[Layout annotation data]
______

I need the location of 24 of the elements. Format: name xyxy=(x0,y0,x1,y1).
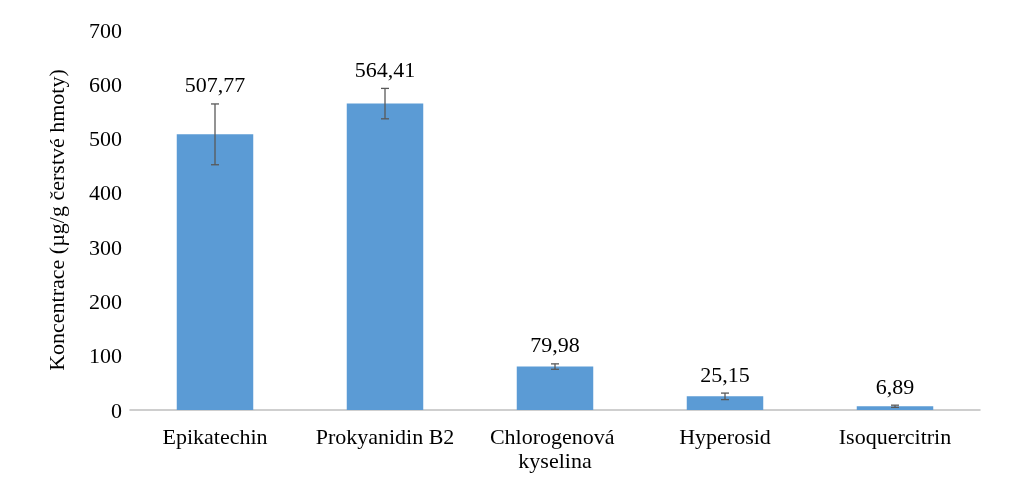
y-tick-label: 0 xyxy=(111,397,122,423)
y-tick-label: 300 xyxy=(89,234,122,260)
y-axis-title: Koncentrace (µg/g čerstvé hmoty) xyxy=(43,69,69,371)
data-label: 79,98 xyxy=(530,332,580,358)
bar xyxy=(856,406,934,410)
y-tick-label: 400 xyxy=(89,180,122,206)
bar xyxy=(176,134,254,410)
bar xyxy=(686,396,764,410)
data-label: 507,77 xyxy=(184,72,246,98)
data-label: 6,89 xyxy=(875,373,915,399)
x-tick-label: Isoquercitrin xyxy=(838,423,952,449)
y-tick-label: 100 xyxy=(89,343,122,369)
data-label: 564,41 xyxy=(354,56,416,82)
x-tick-label: Prokyanidin B2 xyxy=(315,423,455,449)
x-tick-label: Epikatechin xyxy=(162,423,268,449)
y-tick-label: 600 xyxy=(89,71,122,97)
bar xyxy=(346,103,424,410)
x-tick-label: Chlorogenová kyselina xyxy=(489,423,621,473)
x-tick-label: Hyperosid xyxy=(679,423,771,449)
data-label: 25,15 xyxy=(700,361,750,387)
bar xyxy=(516,366,594,410)
y-tick-label: 500 xyxy=(89,126,122,152)
y-tick-label: 200 xyxy=(89,288,122,314)
y-tick-label: 700 xyxy=(89,17,122,43)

______

### Task brief
Put every line of the data above into a numbered list, skipping blank lines and leaving out the pictures.

### Full solution
1. I need the location of 24 of the elements. Format: name xyxy=(x0,y0,x1,y1).
2. y-tick-label: 0 xyxy=(111,397,122,423)
3. y-tick-label: 300 xyxy=(89,234,122,260)
4. y-axis-title: Koncentrace (µg/g čerstvé hmoty) xyxy=(43,69,69,371)
5. data-label: 79,98 xyxy=(530,332,580,358)
6. bar xyxy=(856,406,934,410)
7. y-tick-label: 400 xyxy=(89,180,122,206)
8. bar xyxy=(176,134,254,410)
9. bar xyxy=(686,396,764,410)
10. data-label: 507,77 xyxy=(184,72,246,98)
11. data-label: 6,89 xyxy=(875,373,915,399)
12. x-tick-label: Isoquercitrin xyxy=(838,423,952,449)
13. y-tick-label: 100 xyxy=(89,343,122,369)
14. data-label: 564,41 xyxy=(354,56,416,82)
15. x-tick-label: Prokyanidin B2 xyxy=(315,423,455,449)
16. x-tick-label: Epikatechin xyxy=(162,423,268,449)
17. y-tick-label: 600 xyxy=(89,71,122,97)
18. bar xyxy=(346,103,424,410)
19. x-tick-label: Chlorogenová kyselina xyxy=(489,423,621,473)
20. x-tick-label: Hyperosid xyxy=(679,423,771,449)
21. data-label: 25,15 xyxy=(700,361,750,387)
22. bar xyxy=(516,366,594,410)
23. y-tick-label: 500 xyxy=(89,126,122,152)
24. y-tick-label: 200 xyxy=(89,288,122,314)
25. y-tick-label: 700 xyxy=(89,17,122,43)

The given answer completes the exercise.